§ **YOUR GOAL**
Comb through the entries for "exportaciones" and pull out each line that holds it.

:: DATA IN THIS EXERCISE

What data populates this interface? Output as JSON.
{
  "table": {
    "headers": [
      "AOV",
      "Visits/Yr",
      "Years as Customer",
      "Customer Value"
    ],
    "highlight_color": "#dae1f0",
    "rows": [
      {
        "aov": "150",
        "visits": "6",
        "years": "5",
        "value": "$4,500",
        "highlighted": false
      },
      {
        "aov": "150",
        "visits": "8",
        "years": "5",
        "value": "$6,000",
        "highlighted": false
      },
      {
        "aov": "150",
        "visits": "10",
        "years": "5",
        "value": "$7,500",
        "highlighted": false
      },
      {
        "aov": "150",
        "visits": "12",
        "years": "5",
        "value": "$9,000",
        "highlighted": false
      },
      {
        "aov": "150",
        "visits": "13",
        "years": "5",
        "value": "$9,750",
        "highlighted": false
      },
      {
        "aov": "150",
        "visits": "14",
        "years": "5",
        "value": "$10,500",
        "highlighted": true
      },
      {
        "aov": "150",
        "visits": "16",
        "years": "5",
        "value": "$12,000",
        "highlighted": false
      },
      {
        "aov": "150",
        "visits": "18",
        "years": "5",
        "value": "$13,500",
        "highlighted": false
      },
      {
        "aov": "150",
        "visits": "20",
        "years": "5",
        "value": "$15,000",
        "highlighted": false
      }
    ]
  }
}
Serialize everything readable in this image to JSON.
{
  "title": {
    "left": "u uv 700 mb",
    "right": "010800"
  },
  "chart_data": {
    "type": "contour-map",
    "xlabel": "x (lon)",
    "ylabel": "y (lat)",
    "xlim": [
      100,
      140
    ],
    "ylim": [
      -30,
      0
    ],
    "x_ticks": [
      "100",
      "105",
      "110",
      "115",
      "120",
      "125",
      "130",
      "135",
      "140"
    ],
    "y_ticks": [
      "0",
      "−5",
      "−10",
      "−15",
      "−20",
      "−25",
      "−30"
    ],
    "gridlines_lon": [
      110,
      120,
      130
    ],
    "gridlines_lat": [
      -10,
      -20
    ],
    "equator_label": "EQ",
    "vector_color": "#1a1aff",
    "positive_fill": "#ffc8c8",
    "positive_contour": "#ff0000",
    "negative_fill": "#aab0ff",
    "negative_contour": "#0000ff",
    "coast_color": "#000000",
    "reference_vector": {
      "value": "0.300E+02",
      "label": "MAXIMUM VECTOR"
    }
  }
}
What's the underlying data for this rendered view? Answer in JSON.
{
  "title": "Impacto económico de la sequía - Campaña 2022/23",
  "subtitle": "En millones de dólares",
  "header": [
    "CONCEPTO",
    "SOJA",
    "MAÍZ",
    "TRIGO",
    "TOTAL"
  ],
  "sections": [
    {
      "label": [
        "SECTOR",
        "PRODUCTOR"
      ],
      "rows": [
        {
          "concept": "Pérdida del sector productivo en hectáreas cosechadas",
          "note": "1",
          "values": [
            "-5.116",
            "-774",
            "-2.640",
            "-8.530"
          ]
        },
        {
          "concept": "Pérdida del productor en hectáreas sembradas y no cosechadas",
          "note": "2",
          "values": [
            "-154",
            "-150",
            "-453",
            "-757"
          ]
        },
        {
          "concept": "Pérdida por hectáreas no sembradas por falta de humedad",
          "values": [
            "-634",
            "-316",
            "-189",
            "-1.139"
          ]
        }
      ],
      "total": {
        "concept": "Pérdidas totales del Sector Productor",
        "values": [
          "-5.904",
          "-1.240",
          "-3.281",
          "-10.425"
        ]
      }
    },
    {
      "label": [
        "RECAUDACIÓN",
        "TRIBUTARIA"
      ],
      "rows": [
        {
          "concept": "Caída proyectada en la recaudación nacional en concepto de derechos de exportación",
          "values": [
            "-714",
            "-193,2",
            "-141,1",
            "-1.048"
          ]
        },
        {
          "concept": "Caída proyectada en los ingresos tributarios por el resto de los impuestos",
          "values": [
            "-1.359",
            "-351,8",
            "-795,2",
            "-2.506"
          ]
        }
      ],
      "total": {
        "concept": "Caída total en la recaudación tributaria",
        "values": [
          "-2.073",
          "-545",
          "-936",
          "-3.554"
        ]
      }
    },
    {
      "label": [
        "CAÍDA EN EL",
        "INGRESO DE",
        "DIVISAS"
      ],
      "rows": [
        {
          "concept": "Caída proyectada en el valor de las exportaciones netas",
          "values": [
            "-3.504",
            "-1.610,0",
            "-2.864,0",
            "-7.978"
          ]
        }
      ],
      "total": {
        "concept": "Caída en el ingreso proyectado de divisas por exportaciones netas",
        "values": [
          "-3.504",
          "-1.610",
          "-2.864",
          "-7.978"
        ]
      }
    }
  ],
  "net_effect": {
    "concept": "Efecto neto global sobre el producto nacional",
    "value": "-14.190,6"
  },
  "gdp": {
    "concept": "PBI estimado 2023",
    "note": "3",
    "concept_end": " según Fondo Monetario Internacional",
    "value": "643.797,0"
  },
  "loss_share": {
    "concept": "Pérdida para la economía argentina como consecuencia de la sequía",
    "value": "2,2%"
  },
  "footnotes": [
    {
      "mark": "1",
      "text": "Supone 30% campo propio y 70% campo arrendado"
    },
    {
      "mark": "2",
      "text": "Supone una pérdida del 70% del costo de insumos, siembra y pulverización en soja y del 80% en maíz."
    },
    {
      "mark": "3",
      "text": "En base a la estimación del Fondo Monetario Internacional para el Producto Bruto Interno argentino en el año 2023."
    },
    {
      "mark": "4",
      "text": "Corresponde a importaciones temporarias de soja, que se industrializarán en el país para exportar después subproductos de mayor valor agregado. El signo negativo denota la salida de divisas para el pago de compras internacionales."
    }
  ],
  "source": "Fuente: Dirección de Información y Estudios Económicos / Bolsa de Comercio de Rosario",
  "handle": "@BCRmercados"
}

::::

§ **CORRECT OUTPUT**
          "concept": "Caída proyectada en el valor de las exportaciones netas",
        "concept": "Caída en el ingreso proyectado de divisas por exportaciones netas",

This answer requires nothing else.